- [GIVEN INFORMATION]
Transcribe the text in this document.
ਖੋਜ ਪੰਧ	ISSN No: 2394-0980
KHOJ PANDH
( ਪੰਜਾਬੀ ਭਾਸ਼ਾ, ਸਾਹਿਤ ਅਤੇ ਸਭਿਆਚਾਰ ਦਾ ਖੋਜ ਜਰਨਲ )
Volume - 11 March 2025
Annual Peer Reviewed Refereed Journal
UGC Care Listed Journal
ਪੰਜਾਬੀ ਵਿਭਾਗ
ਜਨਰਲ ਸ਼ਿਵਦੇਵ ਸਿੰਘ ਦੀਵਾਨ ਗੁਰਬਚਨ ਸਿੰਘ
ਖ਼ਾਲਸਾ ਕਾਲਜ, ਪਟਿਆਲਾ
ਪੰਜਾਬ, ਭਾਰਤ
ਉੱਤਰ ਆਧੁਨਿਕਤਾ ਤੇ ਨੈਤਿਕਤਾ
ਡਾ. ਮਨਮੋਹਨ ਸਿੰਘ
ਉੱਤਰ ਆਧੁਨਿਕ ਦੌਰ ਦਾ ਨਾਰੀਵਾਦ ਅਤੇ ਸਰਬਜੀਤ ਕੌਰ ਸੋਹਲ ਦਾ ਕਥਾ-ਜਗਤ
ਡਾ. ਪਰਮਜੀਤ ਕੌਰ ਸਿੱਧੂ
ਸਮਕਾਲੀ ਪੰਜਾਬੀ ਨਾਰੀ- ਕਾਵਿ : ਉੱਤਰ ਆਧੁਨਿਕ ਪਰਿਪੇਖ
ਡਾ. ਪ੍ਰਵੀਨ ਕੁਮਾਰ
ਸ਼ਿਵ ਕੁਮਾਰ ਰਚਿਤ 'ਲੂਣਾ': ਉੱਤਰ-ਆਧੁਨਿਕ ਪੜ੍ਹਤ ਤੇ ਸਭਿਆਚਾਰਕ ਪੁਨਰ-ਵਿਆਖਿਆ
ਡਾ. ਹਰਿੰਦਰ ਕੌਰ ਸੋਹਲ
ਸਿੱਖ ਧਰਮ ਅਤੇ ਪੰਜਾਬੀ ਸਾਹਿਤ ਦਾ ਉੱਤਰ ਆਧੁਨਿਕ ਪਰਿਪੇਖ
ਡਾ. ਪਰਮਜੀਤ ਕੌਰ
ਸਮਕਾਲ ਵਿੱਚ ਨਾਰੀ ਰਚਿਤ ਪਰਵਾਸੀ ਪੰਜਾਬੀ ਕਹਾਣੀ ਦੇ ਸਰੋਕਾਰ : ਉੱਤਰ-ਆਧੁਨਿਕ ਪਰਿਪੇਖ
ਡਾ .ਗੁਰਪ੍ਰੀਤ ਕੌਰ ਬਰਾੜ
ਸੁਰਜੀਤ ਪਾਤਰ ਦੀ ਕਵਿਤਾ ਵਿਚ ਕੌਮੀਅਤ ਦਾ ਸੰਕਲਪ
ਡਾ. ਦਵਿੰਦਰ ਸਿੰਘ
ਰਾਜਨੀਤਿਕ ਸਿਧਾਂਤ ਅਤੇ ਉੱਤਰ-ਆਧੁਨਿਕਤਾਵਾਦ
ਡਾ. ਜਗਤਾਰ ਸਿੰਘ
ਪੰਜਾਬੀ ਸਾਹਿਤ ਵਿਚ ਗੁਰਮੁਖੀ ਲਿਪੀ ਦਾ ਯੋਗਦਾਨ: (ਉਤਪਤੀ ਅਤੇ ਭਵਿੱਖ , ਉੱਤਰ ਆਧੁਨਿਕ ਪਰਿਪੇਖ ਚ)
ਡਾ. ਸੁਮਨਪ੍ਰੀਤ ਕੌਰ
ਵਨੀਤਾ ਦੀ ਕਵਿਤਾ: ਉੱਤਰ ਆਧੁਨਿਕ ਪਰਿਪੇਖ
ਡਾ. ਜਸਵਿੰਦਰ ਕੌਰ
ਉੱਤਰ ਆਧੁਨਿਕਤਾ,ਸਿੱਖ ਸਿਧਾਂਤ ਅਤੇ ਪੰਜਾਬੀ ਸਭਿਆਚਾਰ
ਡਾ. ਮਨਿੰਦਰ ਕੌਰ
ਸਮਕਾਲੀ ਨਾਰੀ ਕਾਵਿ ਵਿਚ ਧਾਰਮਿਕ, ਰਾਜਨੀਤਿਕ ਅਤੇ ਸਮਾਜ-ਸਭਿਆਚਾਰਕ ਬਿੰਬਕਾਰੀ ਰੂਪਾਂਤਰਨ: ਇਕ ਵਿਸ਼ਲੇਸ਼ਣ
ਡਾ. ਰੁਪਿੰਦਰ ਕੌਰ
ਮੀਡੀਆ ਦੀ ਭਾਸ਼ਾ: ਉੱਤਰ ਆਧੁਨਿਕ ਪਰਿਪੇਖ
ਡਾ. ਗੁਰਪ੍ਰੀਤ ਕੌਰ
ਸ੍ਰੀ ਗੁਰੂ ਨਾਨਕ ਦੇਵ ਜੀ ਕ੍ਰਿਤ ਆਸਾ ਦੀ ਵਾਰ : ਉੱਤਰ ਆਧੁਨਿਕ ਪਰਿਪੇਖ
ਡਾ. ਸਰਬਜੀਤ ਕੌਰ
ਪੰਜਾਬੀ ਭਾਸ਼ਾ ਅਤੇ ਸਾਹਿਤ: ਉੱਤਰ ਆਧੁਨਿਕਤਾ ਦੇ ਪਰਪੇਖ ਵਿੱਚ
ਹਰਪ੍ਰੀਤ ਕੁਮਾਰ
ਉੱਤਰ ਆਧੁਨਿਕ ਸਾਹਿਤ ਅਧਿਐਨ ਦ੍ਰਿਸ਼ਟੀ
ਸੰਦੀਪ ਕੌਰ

- [WHAT THE TASK ASKS]
Go through the records above and set each one down exactly, please.

- [ANSWER FOR THIS EXERCISE]
Transcribe the text in this document.
ਖੋਜ ਪੰਧ	ISSN No: 2394-0980
KHOJ PANDH
( ਪੰਜਾਬੀ ਭਾਸ਼ਾ, ਸਾਹਿਤ ਅਤੇ ਸਭਿਆਚਾਰ ਦਾ ਖੋਜ ਜਰਨਲ )
Volume - 11 March 2025
Annual Peer Reviewed Refereed Journal
UGC Care Listed Journal
ਪੰਜਾਬੀ ਵਿਭਾਗ
ਜਨਰਲ ਸ਼ਿਵਦੇਵ ਸਿੰਘ ਦੀਵਾਨ ਗੁਰਬਚਨ ਸਿੰਘ
ਖ਼ਾਲਸਾ ਕਾਲਜ, ਪਟਿਆਲਾ
ਪੰਜਾਬ, ਭਾਰਤ
ਉੱਤਰ ਆਧੁਨਿਕਤਾ ਤੇ ਨੈਤਿਕਤਾ
ਡਾ. ਮਨਮੋਹਨ ਸਿੰਘ
ਉੱਤਰ ਆਧੁਨਿਕ ਦੌਰ ਦਾ ਨਾਰੀਵਾਦ ਅਤੇ ਸਰਬਜੀਤ ਕੌਰ ਸੋਹਲ ਦਾ ਕਥਾ-ਜਗਤ
ਡਾ. ਪਰਮਜੀਤ ਕੌਰ ਸਿੱਧੂ
ਸਮਕਾਲੀ ਪੰਜਾਬੀ ਨਾਰੀ- ਕਾਵਿ : ਉੱਤਰ ਆਧੁਨਿਕ ਪਰਿਪੇਖ
ਡਾ. ਪ੍ਰਵੀਨ ਕੁਮਾਰ
ਸ਼ਿਵ ਕੁਮਾਰ ਰਚਿਤ 'ਲੂਣਾ': ਉੱਤਰ-ਆਧੁਨਿਕ ਪੜ੍ਹਤ ਤੇ ਸਭਿਆਚਾਰਕ ਪੁਨਰ-ਵਿਆਖਿਆ
ਡਾ. ਹਰਿੰਦਰ ਕੌਰ ਸੋਹਲ
ਸਿੱਖ ਧਰਮ ਅਤੇ ਪੰਜਾਬੀ ਸਾਹਿਤ ਦਾ ਉੱਤਰ ਆਧੁਨਿਕ ਪਰਿਪੇਖ
ਡਾ. ਪਰਮਜੀਤ ਕੌਰ
ਸਮਕਾਲ ਵਿੱਚ ਨਾਰੀ ਰਚਿਤ ਪਰਵਾਸੀ ਪੰਜਾਬੀ ਕਹਾਣੀ ਦੇ ਸਰੋਕਾਰ : ਉੱਤਰ-ਆਧੁਨਿਕ ਪਰਿਪੇਖ
ਡਾ .ਗੁਰਪ੍ਰੀਤ ਕੌਰ ਬਰਾੜ
ਸੁਰਜੀਤ ਪਾਤਰ ਦੀ ਕਵਿਤਾ ਵਿਚ ਕੌਮੀਅਤ ਦਾ ਸੰਕਲਪ
ਡਾ. ਦਵਿੰਦਰ ਸਿੰਘ
ਰਾਜਨੀਤਿਕ ਸਿਧਾਂਤ ਅਤੇ ਉੱਤਰ-ਆਧੁਨਿਕਤਾਵਾਦ
ਡਾ. ਜਗਤਾਰ ਸਿੰਘ
ਪੰਜਾਬੀ ਸਾਹਿਤ ਵਿਚ ਗੁਰਮੁਖੀ ਲਿਪੀ ਦਾ ਯੋਗਦਾਨ: (ਉਤਪਤੀ ਅਤੇ ਭਵਿੱਖ , ਉੱਤਰ ਆਧੁਨਿਕ ਪਰਿਪੇਖ ਚ)
ਡਾ. ਸੁਮਨਪ੍ਰੀਤ ਕੌਰ
ਵਨੀਤਾ ਦੀ ਕਵਿਤਾ: ਉੱਤਰ ਆਧੁਨਿਕ ਪਰਿਪੇਖ
ਡਾ. ਜਸਵਿੰਦਰ ਕੌਰ
ਉੱਤਰ ਆਧੁਨਿਕਤਾ,ਸਿੱਖ ਸਿਧਾਂਤ ਅਤੇ ਪੰਜਾਬੀ ਸਭਿਆਚਾਰ
ਡਾ. ਮਨਿੰਦਰ ਕੌਰ
ਸਮਕਾਲੀ ਨਾਰੀ ਕਾਵਿ ਵਿਚ ਧਾਰਮਿਕ, ਰਾਜਨੀਤਿਕ ਅਤੇ ਸਮਾਜ-ਸਭਿਆਚਾਰਕ ਬਿੰਬਕਾਰੀ ਰੂਪਾਂਤਰਨ: ਇਕ ਵਿਸ਼ਲੇਸ਼ਣ
ਡਾ. ਰੁਪਿੰਦਰ ਕੌਰ
ਮੀਡੀਆ ਦੀ ਭਾਸ਼ਾ: ਉੱਤਰ ਆਧੁਨਿਕ ਪਰਿਪੇਖ
ਡਾ. ਗੁਰਪ੍ਰੀਤ ਕੌਰ
ਸ੍ਰੀ ਗੁਰੂ ਨਾਨਕ ਦੇਵ ਜੀ ਕ੍ਰਿਤ ਆਸਾ ਦੀ ਵਾਰ : ਉੱਤਰ ਆਧੁਨਿਕ ਪਰਿਪੇਖ
ਡਾ. ਸਰਬਜੀਤ ਕੌਰ
ਪੰਜਾਬੀ ਭਾਸ਼ਾ ਅਤੇ ਸਾਹਿਤ: ਉੱਤਰ ਆਧੁਨਿਕਤਾ ਦੇ ਪਰਪੇਖ ਵਿੱਚ
ਹਰਪ੍ਰੀਤ ਕੁਮਾਰ
ਉੱਤਰ ਆਧੁਨਿਕ ਸਾਹਿਤ ਅਧਿਐਨ ਦ੍ਰਿਸ਼ਟੀ
ਸੰਦੀਪ ਕੌਰ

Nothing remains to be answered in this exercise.